** Text **
-- -- --
FIGS. 4a to 4c illustrate exemplary compositions of a computing unit configured to execute a database system, a computing unit configured to execute a first application instance, and a computing unit configured to execute a second application instance according to the present disclosure;

FIG. 5 illustrates a method which may be performed by the database system according to the present disclosure;

FIG. 6 illustrates a method which may be performed by the first application instance according to the present disclosure;

FIG. 7 illustrates a method which may be performed by the second application instance according to the present disclosure;

FIG. 8 illustrates a signaling diagram of an exemplary interaction between the database system, the first application instance and the second application instance according to the present disclosure;

FIG. 9 illustrates a flowchart of an exemplary race condition checking method according to the present disclosure; and

FIG. 10 illustrates a signaling diagram of an exemplary interaction between the database system and several service instances which builds upon the example of FIG. 1 and in which the technique of the present disclosure is employed.

DETAILED DESCRIPTION

In the following description, for purposes of explanation and not limitation, specific details are set forth in order to provide a thorough understanding of the present disclosure. It will be apparent to one skilled in the art that the present disclosure may be practiced in other embodiments that depart from these specific details.

Those skilled in the art will further appreciate that the steps, services and functions explained herein below may be implemented using individual hardware circuitry, using software functioning in conjunction with a programmed micro-processor or general purpose computer, using one or more Application Specific Integrated Circuits (ASICs) and/or using one or more Digital Signal Processors (DSPs). It will also be appreciated that when the present disclosure is described in terms of a method, it may also be embodied in one or more processors and one or more memories coupled to the one or more processors, wherein the one or more memories are encoded with one or more programs that perform the steps, services and functions disclosed herein when executed by the one or more processors.

FIG. 4a schematically illustrates an exemplary composition of a computing unit 400 configured to execute a database system for concurrency control of transactions in a system comprising a plurality of application instances accessing the database system. The computing unit 400 comprises at least one processor 402 and at least one memory 404, wherein the at least one memory 404 contains instructions executable by the at least one processor 402 such that the database system is operable to carry out the method steps described herein below with reference to the database system.

FIG. 4b schematically illustrates an exemplary composition of a computing unit 410 configured to execute a first application instance for concurrency control of transactions in a system comprising a plurality of application instances accessing a database system. The computing unit 410 comprises at least one processor 412 and at least one memory 414, wherein the at least one memory 414 contains instructions executable by the at least one processor 412 such that the first application instance is operable to carry out the method steps described herein below with reference to the first application instance.
-- -- --
** Data shown **
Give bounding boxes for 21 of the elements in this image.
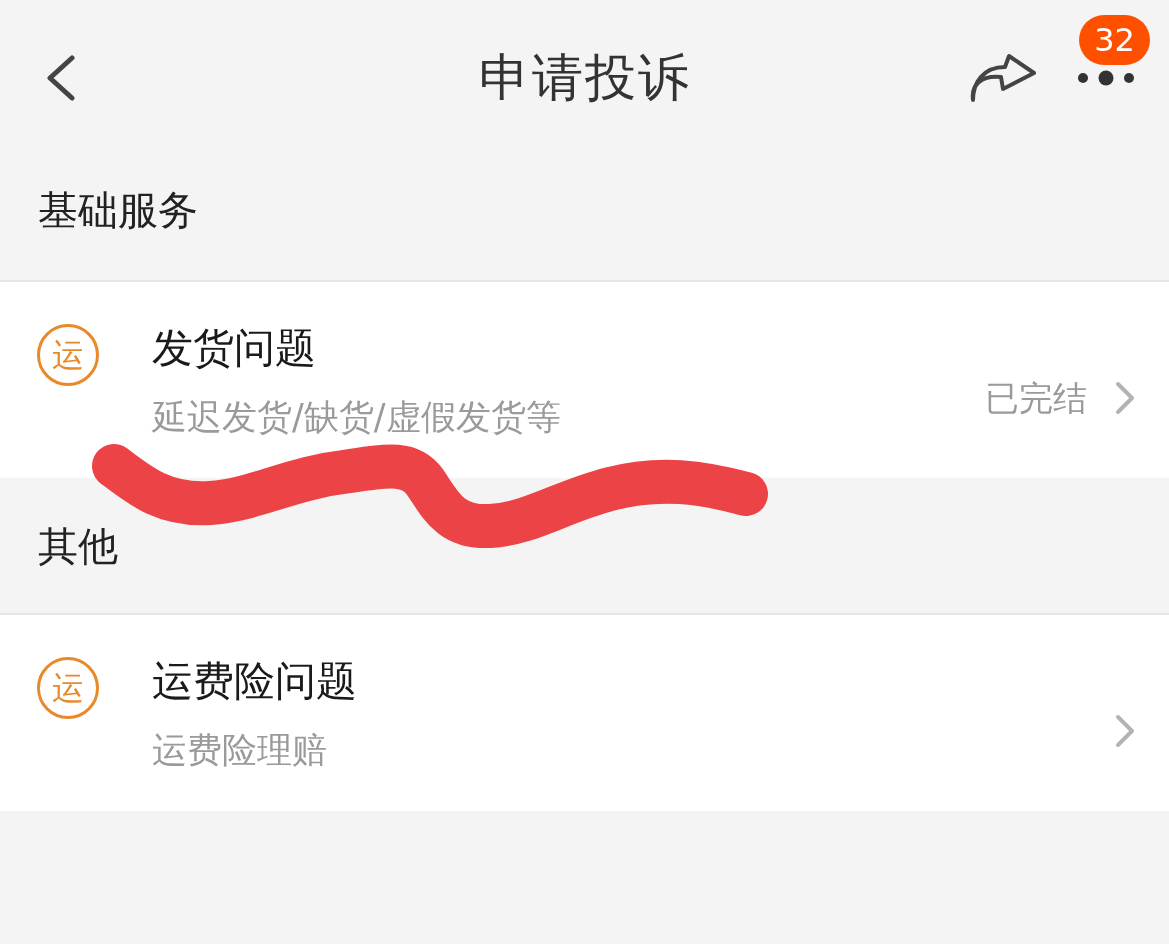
-- -- --
** Exercise set **
A – Decide whether each statement agrees with the patent text. (i) FIG. 6 shows a method carried out by the second application instance. (ii) Computing unit 410 has at least one processor 412 and at least one memory 414. (iii) FIG. 9 shows a flowchart of a race condition checking method. For each statement, answer yes or no and quote the deciding words from the text.
B – Reproduce the patent text word for word, starting at the words "FIG. 9 illustrates" and ending after the words "disclosure is employed.".

** Answers to the exercises **
A –
(i) No: "FIG. 6 illustrates a method which may be performed by the first application instance according to the present disclosure"
(ii) Yes: "The computing unit 410 comprises at least one processor 412 and at least one memory 414"
(iii) Yes: "FIG. 9 illustrates a flowchart of an exemplary race condition checking method according to the present disclosure"

B –
FIG. 9 illustrates a flowchart of an exemplary race condition checking method according to the present disclosure; and

FIG. 10 illustrates a signaling diagram of an exemplary interaction between the database system and several service instances which builds upon the example of FIG. 1 and in which the technique of the present disclosure is employed.